- [Exercise description] Write out all the lines again, precisely as they stand, but without the images.

[START Given data]

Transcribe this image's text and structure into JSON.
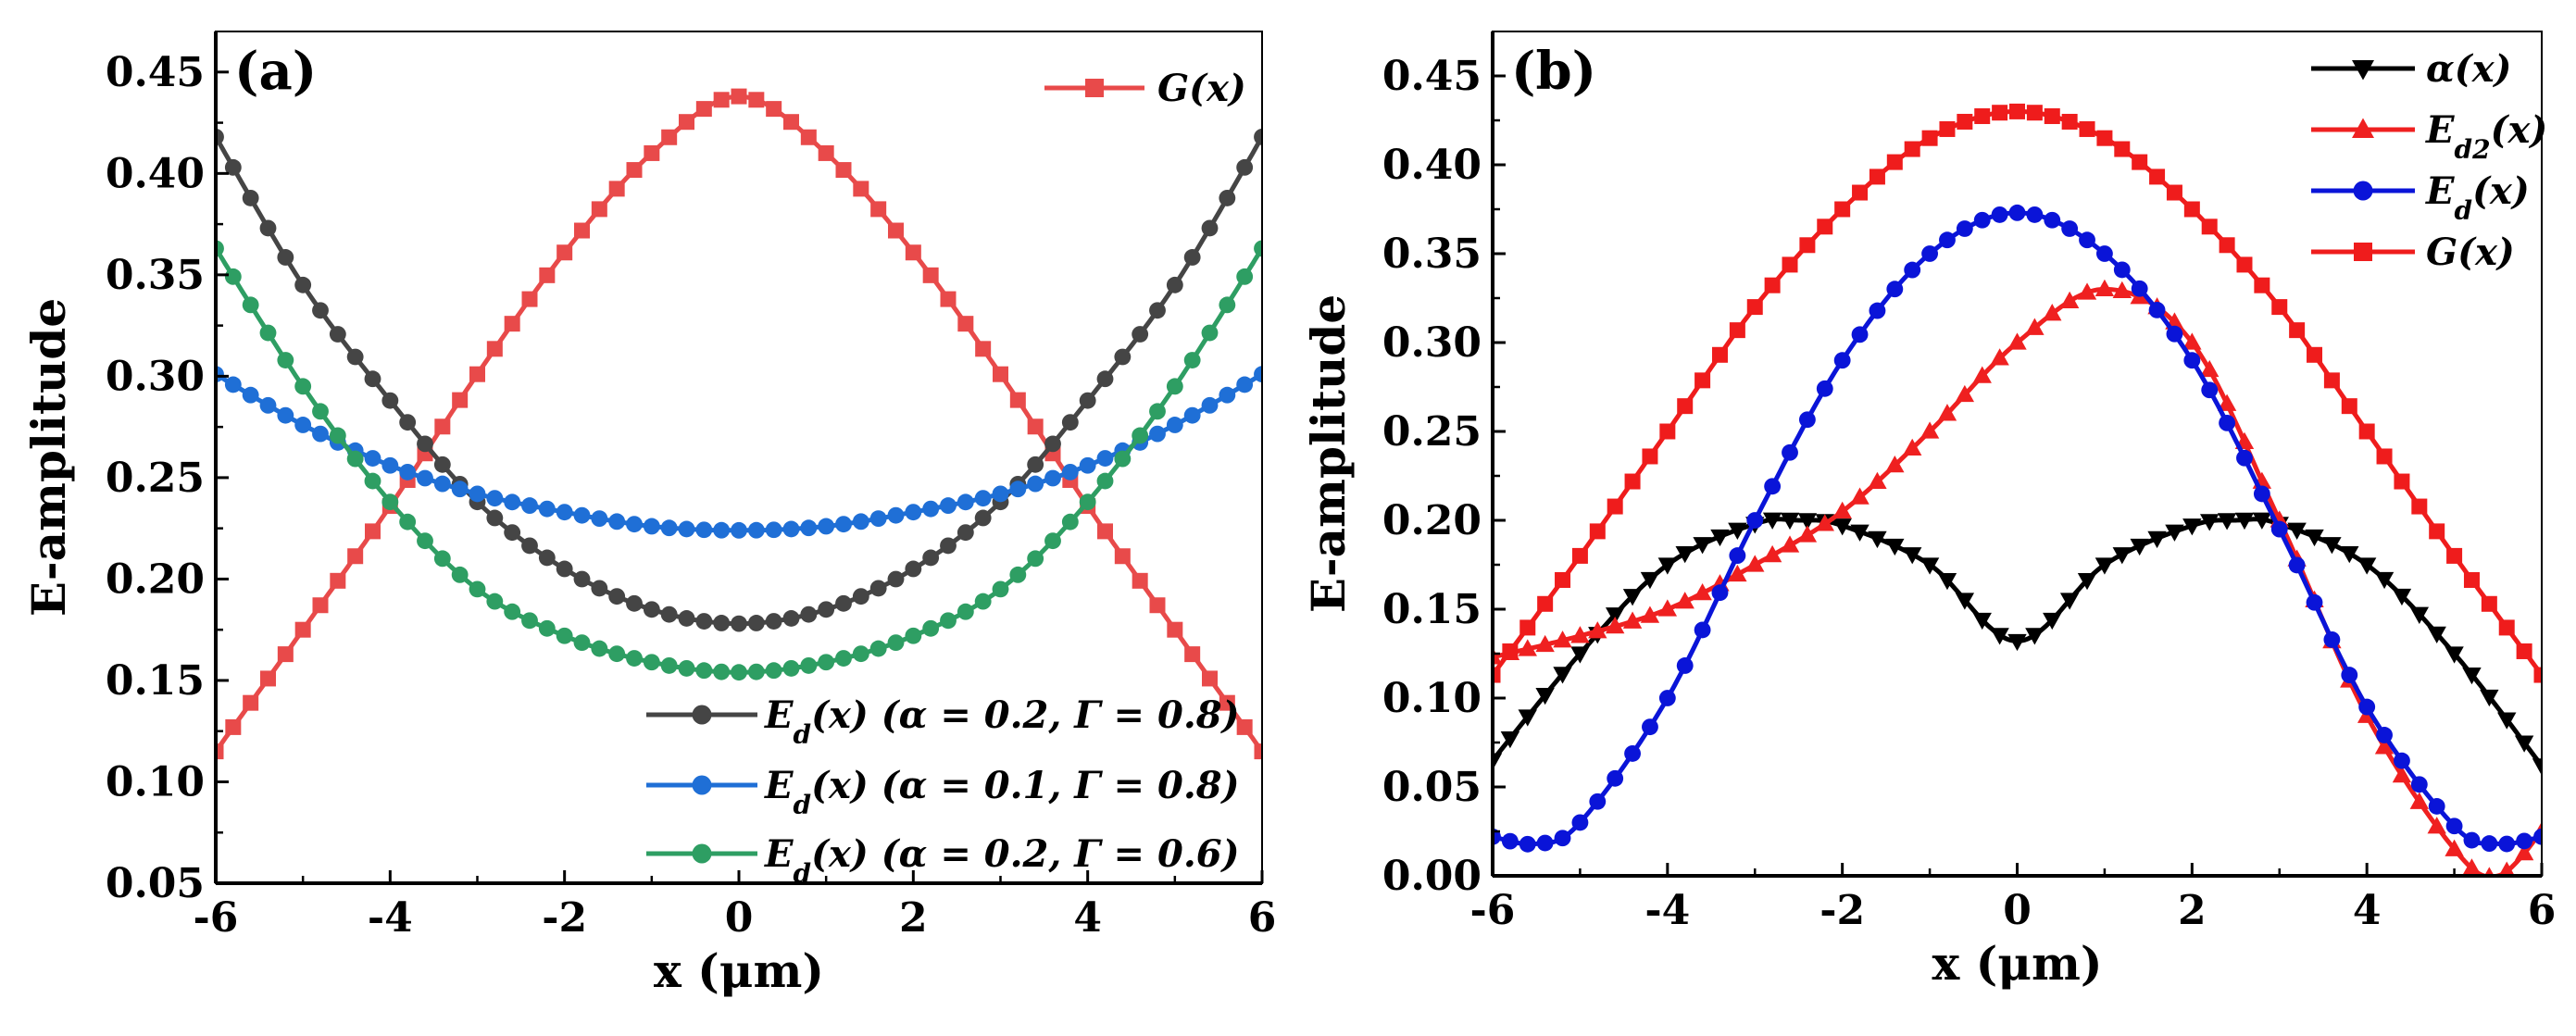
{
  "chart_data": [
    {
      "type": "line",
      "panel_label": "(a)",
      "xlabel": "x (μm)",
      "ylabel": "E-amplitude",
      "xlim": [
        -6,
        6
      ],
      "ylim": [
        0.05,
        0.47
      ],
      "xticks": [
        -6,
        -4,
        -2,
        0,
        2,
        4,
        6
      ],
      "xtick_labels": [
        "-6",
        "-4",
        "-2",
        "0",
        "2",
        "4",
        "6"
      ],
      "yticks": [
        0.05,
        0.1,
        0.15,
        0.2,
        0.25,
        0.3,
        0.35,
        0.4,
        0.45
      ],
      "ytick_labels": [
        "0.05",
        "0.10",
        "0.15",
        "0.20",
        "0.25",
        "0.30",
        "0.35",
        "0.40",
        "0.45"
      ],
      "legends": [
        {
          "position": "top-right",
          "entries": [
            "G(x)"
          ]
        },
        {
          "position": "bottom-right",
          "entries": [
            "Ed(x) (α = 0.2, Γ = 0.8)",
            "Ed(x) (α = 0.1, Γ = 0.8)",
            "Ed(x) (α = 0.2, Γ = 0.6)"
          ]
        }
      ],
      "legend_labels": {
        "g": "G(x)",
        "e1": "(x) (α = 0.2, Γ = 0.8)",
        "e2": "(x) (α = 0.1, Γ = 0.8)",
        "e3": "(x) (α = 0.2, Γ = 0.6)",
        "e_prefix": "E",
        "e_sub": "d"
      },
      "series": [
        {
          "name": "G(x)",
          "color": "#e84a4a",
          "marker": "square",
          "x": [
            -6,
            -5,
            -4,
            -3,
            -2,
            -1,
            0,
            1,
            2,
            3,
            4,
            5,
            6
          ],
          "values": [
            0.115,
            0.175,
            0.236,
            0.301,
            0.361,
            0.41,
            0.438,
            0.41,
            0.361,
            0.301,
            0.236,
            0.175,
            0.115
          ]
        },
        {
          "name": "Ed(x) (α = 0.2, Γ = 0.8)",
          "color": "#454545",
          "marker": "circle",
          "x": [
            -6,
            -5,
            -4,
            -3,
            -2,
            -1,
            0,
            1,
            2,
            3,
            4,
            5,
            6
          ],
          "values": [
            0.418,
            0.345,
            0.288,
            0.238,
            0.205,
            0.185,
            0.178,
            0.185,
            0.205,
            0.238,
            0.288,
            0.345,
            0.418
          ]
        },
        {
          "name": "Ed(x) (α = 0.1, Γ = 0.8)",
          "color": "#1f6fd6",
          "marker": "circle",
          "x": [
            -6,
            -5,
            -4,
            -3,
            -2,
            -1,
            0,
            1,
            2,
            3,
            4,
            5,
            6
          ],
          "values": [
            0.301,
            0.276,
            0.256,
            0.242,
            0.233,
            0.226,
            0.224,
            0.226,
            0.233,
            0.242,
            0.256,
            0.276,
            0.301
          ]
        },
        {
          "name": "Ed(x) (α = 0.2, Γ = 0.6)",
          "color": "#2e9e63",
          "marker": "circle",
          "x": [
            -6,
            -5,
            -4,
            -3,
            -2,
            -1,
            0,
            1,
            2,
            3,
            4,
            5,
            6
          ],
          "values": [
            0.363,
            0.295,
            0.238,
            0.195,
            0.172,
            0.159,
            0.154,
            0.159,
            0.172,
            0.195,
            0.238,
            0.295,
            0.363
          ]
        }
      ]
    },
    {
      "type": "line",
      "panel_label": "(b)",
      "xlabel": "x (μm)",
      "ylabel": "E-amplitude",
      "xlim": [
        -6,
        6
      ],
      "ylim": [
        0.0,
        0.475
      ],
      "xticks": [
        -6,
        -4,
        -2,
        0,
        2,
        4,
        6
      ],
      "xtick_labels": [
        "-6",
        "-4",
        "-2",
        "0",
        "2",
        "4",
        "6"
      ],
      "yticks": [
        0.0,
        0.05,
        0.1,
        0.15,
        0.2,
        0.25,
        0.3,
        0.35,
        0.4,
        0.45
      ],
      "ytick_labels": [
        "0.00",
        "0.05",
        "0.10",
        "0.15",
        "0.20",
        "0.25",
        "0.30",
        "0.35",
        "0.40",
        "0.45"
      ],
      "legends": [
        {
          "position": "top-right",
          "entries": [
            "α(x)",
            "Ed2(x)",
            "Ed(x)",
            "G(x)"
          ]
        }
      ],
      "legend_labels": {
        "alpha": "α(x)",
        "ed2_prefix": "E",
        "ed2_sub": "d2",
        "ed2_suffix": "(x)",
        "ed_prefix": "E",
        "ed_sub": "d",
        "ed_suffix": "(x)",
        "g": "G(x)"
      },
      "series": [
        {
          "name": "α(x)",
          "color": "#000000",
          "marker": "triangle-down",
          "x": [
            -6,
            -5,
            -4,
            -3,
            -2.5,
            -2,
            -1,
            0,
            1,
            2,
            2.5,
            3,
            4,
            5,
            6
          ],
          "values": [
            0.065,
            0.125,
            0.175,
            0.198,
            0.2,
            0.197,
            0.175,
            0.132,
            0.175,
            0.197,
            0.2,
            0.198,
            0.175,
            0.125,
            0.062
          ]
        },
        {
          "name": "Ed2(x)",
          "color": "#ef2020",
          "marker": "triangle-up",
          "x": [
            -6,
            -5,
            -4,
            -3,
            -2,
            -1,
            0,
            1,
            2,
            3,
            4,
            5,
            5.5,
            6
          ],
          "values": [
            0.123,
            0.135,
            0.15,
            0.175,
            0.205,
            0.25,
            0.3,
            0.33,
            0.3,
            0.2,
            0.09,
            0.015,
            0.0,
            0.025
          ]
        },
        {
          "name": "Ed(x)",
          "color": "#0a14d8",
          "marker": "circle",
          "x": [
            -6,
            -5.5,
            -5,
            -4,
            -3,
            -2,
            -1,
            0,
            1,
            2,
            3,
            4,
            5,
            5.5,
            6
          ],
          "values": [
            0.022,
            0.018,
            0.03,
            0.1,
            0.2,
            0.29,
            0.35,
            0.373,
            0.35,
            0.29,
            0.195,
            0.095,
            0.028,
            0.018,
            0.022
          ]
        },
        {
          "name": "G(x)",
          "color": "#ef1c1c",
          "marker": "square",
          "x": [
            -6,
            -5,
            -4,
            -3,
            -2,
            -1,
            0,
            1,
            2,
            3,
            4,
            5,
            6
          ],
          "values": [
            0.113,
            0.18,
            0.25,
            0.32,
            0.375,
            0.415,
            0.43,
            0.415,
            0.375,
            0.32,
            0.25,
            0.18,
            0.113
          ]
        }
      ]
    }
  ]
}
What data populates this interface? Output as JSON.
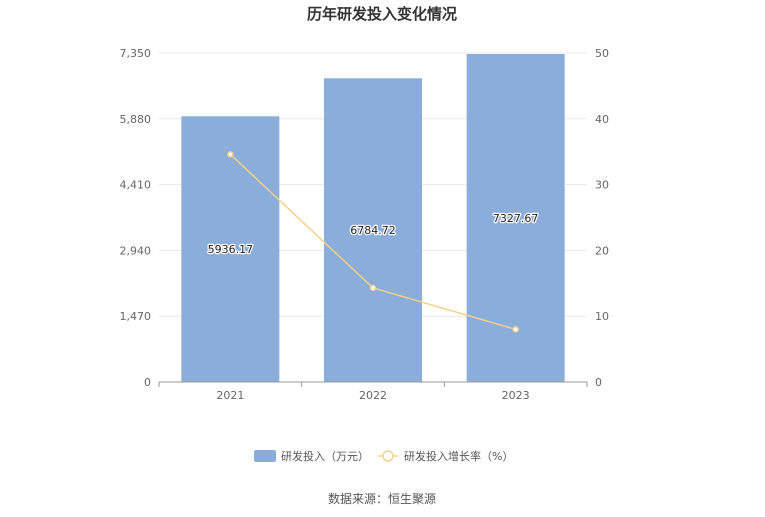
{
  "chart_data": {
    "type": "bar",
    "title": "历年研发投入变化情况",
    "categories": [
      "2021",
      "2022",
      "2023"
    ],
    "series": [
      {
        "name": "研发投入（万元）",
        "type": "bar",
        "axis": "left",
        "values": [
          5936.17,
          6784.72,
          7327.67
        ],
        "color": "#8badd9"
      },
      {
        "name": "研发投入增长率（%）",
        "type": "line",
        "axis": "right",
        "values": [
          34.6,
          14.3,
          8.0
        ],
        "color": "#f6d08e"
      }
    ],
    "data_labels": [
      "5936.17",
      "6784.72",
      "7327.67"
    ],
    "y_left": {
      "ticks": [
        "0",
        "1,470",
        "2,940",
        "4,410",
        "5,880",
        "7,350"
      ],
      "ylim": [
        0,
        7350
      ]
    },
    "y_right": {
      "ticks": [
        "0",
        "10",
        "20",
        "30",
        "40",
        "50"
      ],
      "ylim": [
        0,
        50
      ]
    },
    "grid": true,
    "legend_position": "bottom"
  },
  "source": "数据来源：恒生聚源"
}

[END Given data]

- [Correct result]
Transcribe this image's text and structure into JSON.
{
  "chart_data": [
    {
      "type": "line",
      "panel_label": "(a)",
      "xlabel": "x (μm)",
      "ylabel": "E-amplitude",
      "xlim": [
        -6,
        6
      ],
      "ylim": [
        0.05,
        0.47
      ],
      "xticks": [
        -6,
        -4,
        -2,
        0,
        2,
        4,
        6
      ],
      "xtick_labels": [
        "-6",
        "-4",
        "-2",
        "0",
        "2",
        "4",
        "6"
      ],
      "yticks": [
        0.05,
        0.1,
        0.15,
        0.2,
        0.25,
        0.3,
        0.35,
        0.4,
        0.45
      ],
      "ytick_labels": [
        "0.05",
        "0.10",
        "0.15",
        "0.20",
        "0.25",
        "0.30",
        "0.35",
        "0.40",
        "0.45"
      ],
      "legends": [
        {
          "position": "top-right",
          "entries": [
            "G(x)"
          ]
        },
        {
          "position": "bottom-right",
          "entries": [
            "Ed(x) (α = 0.2, Γ = 0.8)",
            "Ed(x) (α = 0.1, Γ = 0.8)",
            "Ed(x) (α = 0.2, Γ = 0.6)"
          ]
        }
      ],
      "legend_labels": {
        "g": "G(x)",
        "e1": "(x) (α = 0.2, Γ = 0.8)",
        "e2": "(x) (α = 0.1, Γ = 0.8)",
        "e3": "(x) (α = 0.2, Γ = 0.6)",
        "e_prefix": "E",
        "e_sub": "d"
      },
      "series": [
        {
          "name": "G(x)",
          "color": "#e84a4a",
          "marker": "square",
          "x": [
            -6,
            -5,
            -4,
            -3,
            -2,
            -1,
            0,
            1,
            2,
            3,
            4,
            5,
            6
          ],
          "values": [
            0.115,
            0.175,
            0.236,
            0.301,
            0.361,
            0.41,
            0.438,
            0.41,
            0.361,
            0.301,
            0.236,
            0.175,
            0.115
          ]
        },
        {
          "name": "Ed(x) (α = 0.2, Γ = 0.8)",
          "color": "#454545",
          "marker": "circle",
          "x": [
            -6,
            -5,
            -4,
            -3,
            -2,
            -1,
            0,
            1,
            2,
            3,
            4,
            5,
            6
          ],
          "values": [
            0.418,
            0.345,
            0.288,
            0.238,
            0.205,
            0.185,
            0.178,
            0.185,
            0.205,
            0.238,
            0.288,
            0.345,
            0.418
          ]
        },
        {
          "name": "Ed(x) (α = 0.1, Γ = 0.8)",
          "color": "#1f6fd6",
          "marker": "circle",
          "x": [
            -6,
            -5,
            -4,
            -3,
            -2,
            -1,
            0,
            1,
            2,
            3,
            4,
            5,
            6
          ],
          "values": [
            0.301,
            0.276,
            0.256,
            0.242,
            0.233,
            0.226,
            0.224,
            0.226,
            0.233,
            0.242,
            0.256,
            0.276,
            0.301
          ]
        },
        {
          "name": "Ed(x) (α = 0.2, Γ = 0.6)",
          "color": "#2e9e63",
          "marker": "circle",
          "x": [
            -6,
            -5,
            -4,
            -3,
            -2,
            -1,
            0,
            1,
            2,
            3,
            4,
            5,
            6
          ],
          "values": [
            0.363,
            0.295,
            0.238,
            0.195,
            0.172,
            0.159,
            0.154,
            0.159,
            0.172,
            0.195,
            0.238,
            0.295,
            0.363
          ]
        }
      ]
    },
    {
      "type": "line",
      "panel_label": "(b)",
      "xlabel": "x (μm)",
      "ylabel": "E-amplitude",
      "xlim": [
        -6,
        6
      ],
      "ylim": [
        0.0,
        0.475
      ],
      "xticks": [
        -6,
        -4,
        -2,
        0,
        2,
        4,
        6
      ],
      "xtick_labels": [
        "-6",
        "-4",
        "-2",
        "0",
        "2",
        "4",
        "6"
      ],
      "yticks": [
        0.0,
        0.05,
        0.1,
        0.15,
        0.2,
        0.25,
        0.3,
        0.35,
        0.4,
        0.45
      ],
      "ytick_labels": [
        "0.00",
        "0.05",
        "0.10",
        "0.15",
        "0.20",
        "0.25",
        "0.30",
        "0.35",
        "0.40",
        "0.45"
      ],
      "legends": [
        {
          "position": "top-right",
          "entries": [
            "α(x)",
            "Ed2(x)",
            "Ed(x)",
            "G(x)"
          ]
        }
      ],
      "legend_labels": {
        "alpha": "α(x)",
        "ed2_prefix": "E",
        "ed2_sub": "d2",
        "ed2_suffix": "(x)",
        "ed_prefix": "E",
        "ed_sub": "d",
        "ed_suffix": "(x)",
        "g": "G(x)"
      },
      "series": [
        {
          "name": "α(x)",
          "color": "#000000",
          "marker": "triangle-down",
          "x": [
            -6,
            -5,
            -4,
            -3,
            -2.5,
            -2,
            -1,
            0,
            1,
            2,
            2.5,
            3,
            4,
            5,
            6
          ],
          "values": [
            0.065,
            0.125,
            0.175,
            0.198,
            0.2,
            0.197,
            0.175,
            0.132,
            0.175,
            0.197,
            0.2,
            0.198,
            0.175,
            0.125,
            0.062
          ]
        },
        {
          "name": "Ed2(x)",
          "color": "#ef2020",
          "marker": "triangle-up",
          "x": [
            -6,
            -5,
            -4,
            -3,
            -2,
            -1,
            0,
            1,
            2,
            3,
            4,
            5,
            5.5,
            6
          ],
          "values": [
            0.123,
            0.135,
            0.15,
            0.175,
            0.205,
            0.25,
            0.3,
            0.33,
            0.3,
            0.2,
            0.09,
            0.015,
            0.0,
            0.025
          ]
        },
        {
          "name": "Ed(x)",
          "color": "#0a14d8",
          "marker": "circle",
          "x": [
            -6,
            -5.5,
            -5,
            -4,
            -3,
            -2,
            -1,
            0,
            1,
            2,
            3,
            4,
            5,
            5.5,
            6
          ],
          "values": [
            0.022,
            0.018,
            0.03,
            0.1,
            0.2,
            0.29,
            0.35,
            0.373,
            0.35,
            0.29,
            0.195,
            0.095,
            0.028,
            0.018,
            0.022
          ]
        },
        {
          "name": "G(x)",
          "color": "#ef1c1c",
          "marker": "square",
          "x": [
            -6,
            -5,
            -4,
            -3,
            -2,
            -1,
            0,
            1,
            2,
            3,
            4,
            5,
            6
          ],
          "values": [
            0.113,
            0.18,
            0.25,
            0.32,
            0.375,
            0.415,
            0.43,
            0.415,
            0.375,
            0.32,
            0.25,
            0.18,
            0.113
          ]
        }
      ]
    }
  ]
}
What data populates this interface? Output as JSON.
{
  "chart_data": {
    "type": "bar",
    "title": "历年研发投入变化情况",
    "categories": [
      "2021",
      "2022",
      "2023"
    ],
    "series": [
      {
        "name": "研发投入（万元）",
        "type": "bar",
        "axis": "left",
        "values": [
          5936.17,
          6784.72,
          7327.67
        ],
        "color": "#8badd9"
      },
      {
        "name": "研发投入增长率（%）",
        "type": "line",
        "axis": "right",
        "values": [
          34.6,
          14.3,
          8.0
        ],
        "color": "#f6d08e"
      }
    ],
    "data_labels": [
      "5936.17",
      "6784.72",
      "7327.67"
    ],
    "y_left": {
      "ticks": [
        "0",
        "1,470",
        "2,940",
        "4,410",
        "5,880",
        "7,350"
      ],
      "ylim": [
        0,
        7350
      ]
    },
    "y_right": {
      "ticks": [
        "0",
        "10",
        "20",
        "30",
        "40",
        "50"
      ],
      "ylim": [
        0,
        50
      ]
    },
    "grid": true,
    "legend_position": "bottom"
  },
  "source": "数据来源：恒生聚源"
}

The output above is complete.